# Provided records start

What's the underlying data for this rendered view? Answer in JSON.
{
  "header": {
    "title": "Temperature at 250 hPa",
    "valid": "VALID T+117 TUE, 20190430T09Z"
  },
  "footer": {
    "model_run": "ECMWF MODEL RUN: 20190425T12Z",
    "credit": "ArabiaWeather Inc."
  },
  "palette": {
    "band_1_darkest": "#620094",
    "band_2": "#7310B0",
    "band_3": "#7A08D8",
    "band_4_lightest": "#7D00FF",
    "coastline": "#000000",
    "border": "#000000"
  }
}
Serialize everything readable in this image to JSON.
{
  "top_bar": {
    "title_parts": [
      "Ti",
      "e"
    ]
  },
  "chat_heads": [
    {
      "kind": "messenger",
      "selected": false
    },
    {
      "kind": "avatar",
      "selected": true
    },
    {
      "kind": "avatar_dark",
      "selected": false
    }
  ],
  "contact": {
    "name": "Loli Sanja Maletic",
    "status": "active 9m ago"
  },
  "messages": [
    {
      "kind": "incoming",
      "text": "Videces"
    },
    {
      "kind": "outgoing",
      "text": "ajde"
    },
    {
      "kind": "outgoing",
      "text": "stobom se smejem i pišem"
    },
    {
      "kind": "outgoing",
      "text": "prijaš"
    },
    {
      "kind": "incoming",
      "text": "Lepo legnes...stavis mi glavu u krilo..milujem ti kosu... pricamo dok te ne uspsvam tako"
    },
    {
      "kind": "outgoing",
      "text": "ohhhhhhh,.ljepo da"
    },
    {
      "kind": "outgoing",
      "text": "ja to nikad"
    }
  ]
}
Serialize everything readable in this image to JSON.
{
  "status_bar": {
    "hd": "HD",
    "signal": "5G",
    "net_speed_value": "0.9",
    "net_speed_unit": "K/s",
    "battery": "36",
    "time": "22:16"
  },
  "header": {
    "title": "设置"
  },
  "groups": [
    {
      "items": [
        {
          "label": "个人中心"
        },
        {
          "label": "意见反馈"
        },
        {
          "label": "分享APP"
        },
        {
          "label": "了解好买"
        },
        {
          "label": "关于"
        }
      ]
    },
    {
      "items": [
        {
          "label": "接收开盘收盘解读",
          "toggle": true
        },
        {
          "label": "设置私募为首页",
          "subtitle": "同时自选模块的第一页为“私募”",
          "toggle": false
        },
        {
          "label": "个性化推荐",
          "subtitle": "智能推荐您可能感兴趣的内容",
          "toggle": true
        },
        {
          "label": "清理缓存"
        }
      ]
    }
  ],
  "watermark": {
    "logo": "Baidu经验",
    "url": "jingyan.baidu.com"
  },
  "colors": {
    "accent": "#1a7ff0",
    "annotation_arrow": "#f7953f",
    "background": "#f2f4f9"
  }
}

# Provided records end

- Directions
Write out each line of the data above again, exactly as given.

- Answer to this problem
What's the underlying data for this rendered view? Answer in JSON.
{
  "header": {
    "title": "Temperature at 250 hPa",
    "valid": "VALID T+117 TUE, 20190430T09Z"
  },
  "footer": {
    "model_run": "ECMWF MODEL RUN: 20190425T12Z",
    "credit": "ArabiaWeather Inc."
  },
  "palette": {
    "band_1_darkest": "#620094",
    "band_2": "#7310B0",
    "band_3": "#7A08D8",
    "band_4_lightest": "#7D00FF",
    "coastline": "#000000",
    "border": "#000000"
  }
}
Serialize everything readable in this image to JSON.
{
  "top_bar": {
    "title_parts": [
      "Ti",
      "e"
    ]
  },
  "chat_heads": [
    {
      "kind": "messenger",
      "selected": false
    },
    {
      "kind": "avatar",
      "selected": true
    },
    {
      "kind": "avatar_dark",
      "selected": false
    }
  ],
  "contact": {
    "name": "Loli Sanja Maletic",
    "status": "active 9m ago"
  },
  "messages": [
    {
      "kind": "incoming",
      "text": "Videces"
    },
    {
      "kind": "outgoing",
      "text": "ajde"
    },
    {
      "kind": "outgoing",
      "text": "stobom se smejem i pišem"
    },
    {
      "kind": "outgoing",
      "text": "prijaš"
    },
    {
      "kind": "incoming",
      "text": "Lepo legnes...stavis mi glavu u krilo..milujem ti kosu... pricamo dok te ne uspsvam tako"
    },
    {
      "kind": "outgoing",
      "text": "ohhhhhhh,.ljepo da"
    },
    {
      "kind": "outgoing",
      "text": "ja to nikad"
    }
  ]
}
Serialize everything readable in this image to JSON.
{
  "status_bar": {
    "hd": "HD",
    "signal": "5G",
    "net_speed_value": "0.9",
    "net_speed_unit": "K/s",
    "battery": "36",
    "time": "22:16"
  },
  "header": {
    "title": "设置"
  },
  "groups": [
    {
      "items": [
        {
          "label": "个人中心"
        },
        {
          "label": "意见反馈"
        },
        {
          "label": "分享APP"
        },
        {
          "label": "了解好买"
        },
        {
          "label": "关于"
        }
      ]
    },
    {
      "items": [
        {
          "label": "接收开盘收盘解读",
          "toggle": true
        },
        {
          "label": "设置私募为首页",
          "subtitle": "同时自选模块的第一页为“私募”",
          "toggle": false
        },
        {
          "label": "个性化推荐",
          "subtitle": "智能推荐您可能感兴趣的内容",
          "toggle": true
        },
        {
          "label": "清理缓存"
        }
      ]
    }
  ],
  "watermark": {
    "logo": "Baidu经验",
    "url": "jingyan.baidu.com"
  },
  "colors": {
    "accent": "#1a7ff0",
    "annotation_arrow": "#f7953f",
    "background": "#f2f4f9"
  }
}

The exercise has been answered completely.